For this exercise, reproduce each entry below exactly, excluding pictures.

------------------------------------------------------------------------

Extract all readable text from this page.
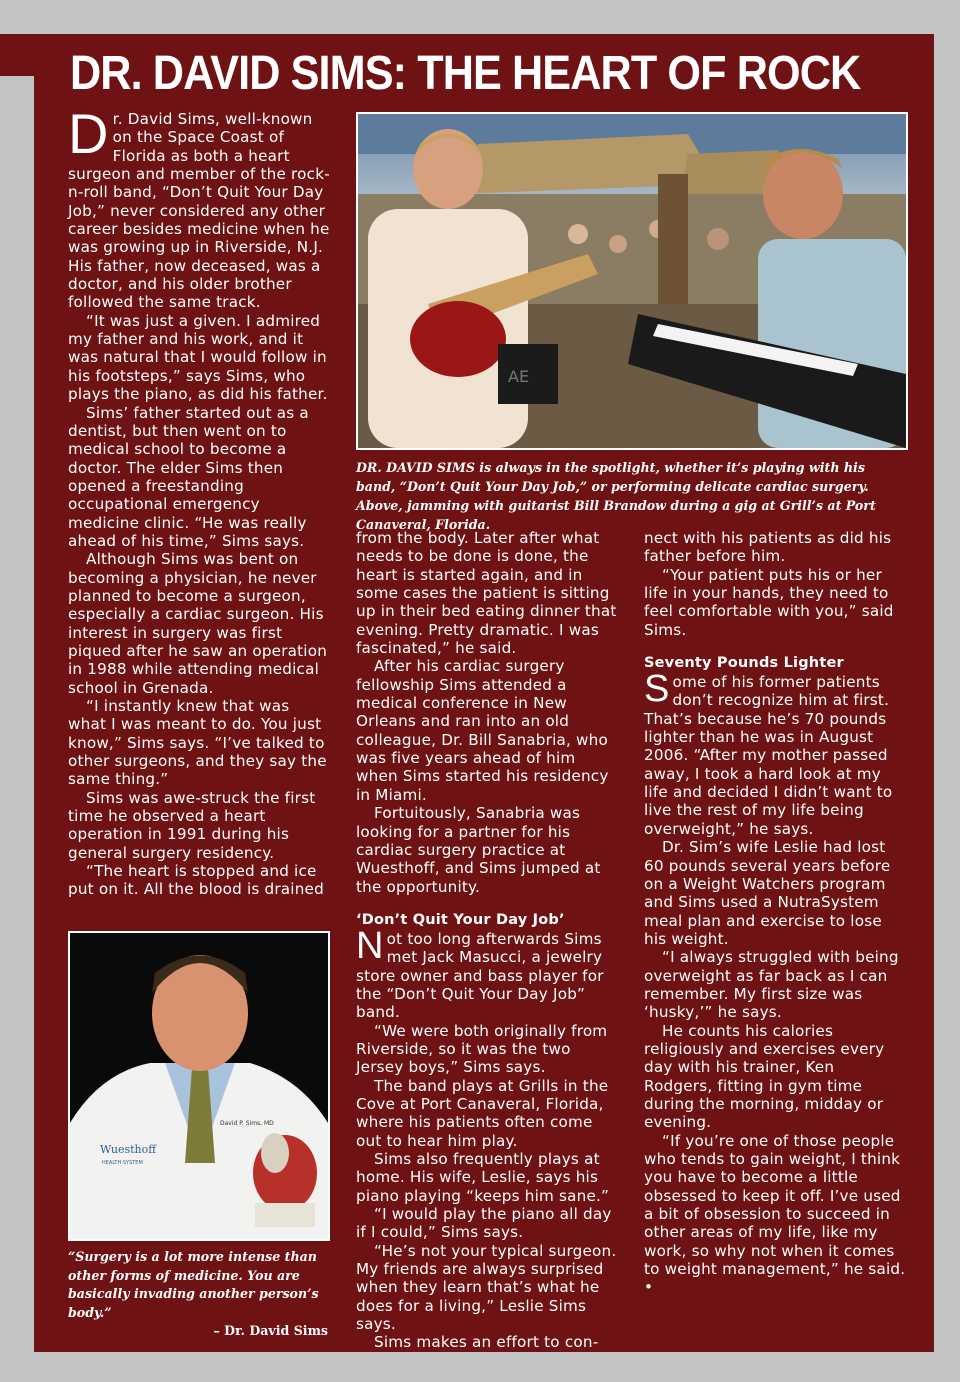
DR. DAVID SIMS: THE HEART OF ROCK

Dr. David Sims, well-known on the Space Coast of Florida as both a heart surgeon and member of the rock-n-roll band, “Don’t Quit Your Day Job,” never considered any other career besides medicine when he was growing up in Riverside, N.J. His father, now deceased, was a doctor, and his older brother followed the same track.

“It was just a given. I admired my father and his work, and it was natural that I would follow in his footsteps,” says Sims, who plays the piano, as did his father.

Sims’ father started out as a dentist, but then went on to medical school to become a doctor. The elder Sims then opened a freestanding occupational emergency medicine clinic. “He was really ahead of his time,” Sims says.

Although Sims was bent on becoming a physician, he never planned to become a surgeon, especially a cardiac surgeon. His interest in surgery was first piqued after he saw an operation in 1988 while attending medical school in Grenada.

“I instantly knew that was what I was meant to do. You just know,” Sims says. “I’ve talked to other surgeons, and they say the same thing.”

Sims was awe-struck the first time he observed a heart operation in 1991 during his general surgery residency.

“The heart is stopped and ice put on it. All the blood is drained

AE
DR. DAVID SIMS is always in the spotlight, whether it’s playing with his band, “Don’t Quit Your Day Job,” or performing delicate cardiac surgery. Above, jamming with guitarist Bill Brandow during a gig at Grill’s at Port Canaveral, Florida.

from the body. Later after what needs to be done is done, the heart is started again, and in some cases the patient is sitting up in their bed eating dinner that evening. Pretty dramatic. I was fascinated,” he said.

After his cardiac surgery fellowship Sims attended a medical conference in New Orleans and ran into an old colleague, Dr. Bill Sanabria, who was five years ahead of him when Sims started his residency in Miami.

Fortuitously, Sanabria was looking for a partner for his cardiac surgery practice at Wuesthoff, and Sims jumped at the opportunity.

‘Don’t Quit Your Day Job’

Not too long afterwards Sims met Jack Masucci, a jewelry store owner and bass player for the “Don’t Quit Your Day Job” band.

“We were both originally from Riverside, so it was the two Jersey boys,” Sims says.

The band plays at Grills in the Cove at Port Canaveral, Florida, where his patients often come out to hear him play.

Sims also frequently plays at home. His wife, Leslie, says his piano playing “keeps him sane.”

“I would play the piano all day if I could,” Sims says.

“He’s not your typical surgeon. My friends are always surprised when they learn that’s what he does for a living,” Leslie Sims says.

Sims makes an effort to con-

nect with his patients as did his father before him.

“Your patient puts his or her life in your hands, they need to feel comfortable with you,” said Sims.

Seventy Pounds Lighter

Some of his former patients don’t recognize him at first. That’s because he’s 70 pounds lighter than he was in August 2006. “After my mother passed away, I took a hard look at my life and decided I didn’t want to live the rest of my life being overweight,” he says.

Dr. Sim’s wife Leslie had lost 60 pounds several years before on a Weight Watchers program and Sims used a NutraSystem meal plan and exercise to lose his weight.

“I always struggled with being overweight as far back as I can remember. My first size was ‘husky,’” he says.

He counts his calories religiously and exercises every day with his trainer, Ken Rodgers, fitting in gym time during the morning, midday or evening.

“If you’re one of those people who tends to gain weight, I think you have to become a little obsessed to keep it off. I’ve used a bit of obsession to succeed in other areas of my life, like my work, so why not when it comes to weight management,” he said. •

Wuesthoff
HEALTH SYSTEM
David P. Sims, MD
“Surgery is a lot more intense than other forms of medicine. You are basically invading another person’s body.”
– Dr. David Sims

------------------------------------------------------------------------

## Your solution
Extract all readable text from this page.
DR. DAVID SIMS: THE HEART OF ROCK

Dr. David Sims, well-known on the Space Coast of Florida as both a heart surgeon and member of the rock-n-roll band, “Don’t Quit Your Day Job,” never considered any other career besides medicine when he was growing up in Riverside, N.J. His father, now deceased, was a doctor, and his older brother followed the same track.

“It was just a given. I admired my father and his work, and it was natural that I would follow in his footsteps,” says Sims, who plays the piano, as did his father.

Sims’ father started out as a dentist, but then went on to medical school to become a doctor. The elder Sims then opened a freestanding occupational emergency medicine clinic. “He was really ahead of his time,” Sims says.

Although Sims was bent on becoming a physician, he never planned to become a surgeon, especially a cardiac surgeon. His interest in surgery was first piqued after he saw an operation in 1988 while attending medical school in Grenada.

“I instantly knew that was what I was meant to do. You just know,” Sims says. “I’ve talked to other surgeons, and they say the same thing.”

Sims was awe-struck the first time he observed a heart operation in 1991 during his general surgery residency.

“The heart is stopped and ice put on it. All the blood is drained

AE
DR. DAVID SIMS is always in the spotlight, whether it’s playing with his band, “Don’t Quit Your Day Job,” or performing delicate cardiac surgery. Above, jamming with guitarist Bill Brandow during a gig at Grill’s at Port Canaveral, Florida.

from the body. Later after what needs to be done is done, the heart is started again, and in some cases the patient is sitting up in their bed eating dinner that evening. Pretty dramatic. I was fascinated,” he said.

After his cardiac surgery fellowship Sims attended a medical conference in New Orleans and ran into an old colleague, Dr. Bill Sanabria, who was five years ahead of him when Sims started his residency in Miami.

Fortuitously, Sanabria was looking for a partner for his cardiac surgery practice at Wuesthoff, and Sims jumped at the opportunity.

‘Don’t Quit Your Day Job’

Not too long afterwards Sims met Jack Masucci, a jewelry store owner and bass player for the “Don’t Quit Your Day Job” band.

“We were both originally from Riverside, so it was the two Jersey boys,” Sims says.

The band plays at Grills in the Cove at Port Canaveral, Florida, where his patients often come out to hear him play.

Sims also frequently plays at home. His wife, Leslie, says his piano playing “keeps him sane.”

“I would play the piano all day if I could,” Sims says.

“He’s not your typical surgeon. My friends are always surprised when they learn that’s what he does for a living,” Leslie Sims says.

Sims makes an effort to con-

nect with his patients as did his father before him.

“Your patient puts his or her life in your hands, they need to feel comfortable with you,” said Sims.

Seventy Pounds Lighter

Some of his former patients don’t recognize him at first. That’s because he’s 70 pounds lighter than he was in August 2006. “After my mother passed away, I took a hard look at my life and decided I didn’t want to live the rest of my life being overweight,” he says.

Dr. Sim’s wife Leslie had lost 60 pounds several years before on a Weight Watchers program and Sims used a NutraSystem meal plan and exercise to lose his weight.

“I always struggled with being overweight as far back as I can remember. My first size was ‘husky,’” he says.

He counts his calories religiously and exercises every day with his trainer, Ken Rodgers, fitting in gym time during the morning, midday or evening.

“If you’re one of those people who tends to gain weight, I think you have to become a little obsessed to keep it off. I’ve used a bit of obsession to succeed in other areas of my life, like my work, so why not when it comes to weight management,” he said. •

Wuesthoff
HEALTH SYSTEM
David P. Sims, MD
“Surgery is a lot more intense than other forms of medicine. You are basically invading another person’s body.”
– Dr. David Sims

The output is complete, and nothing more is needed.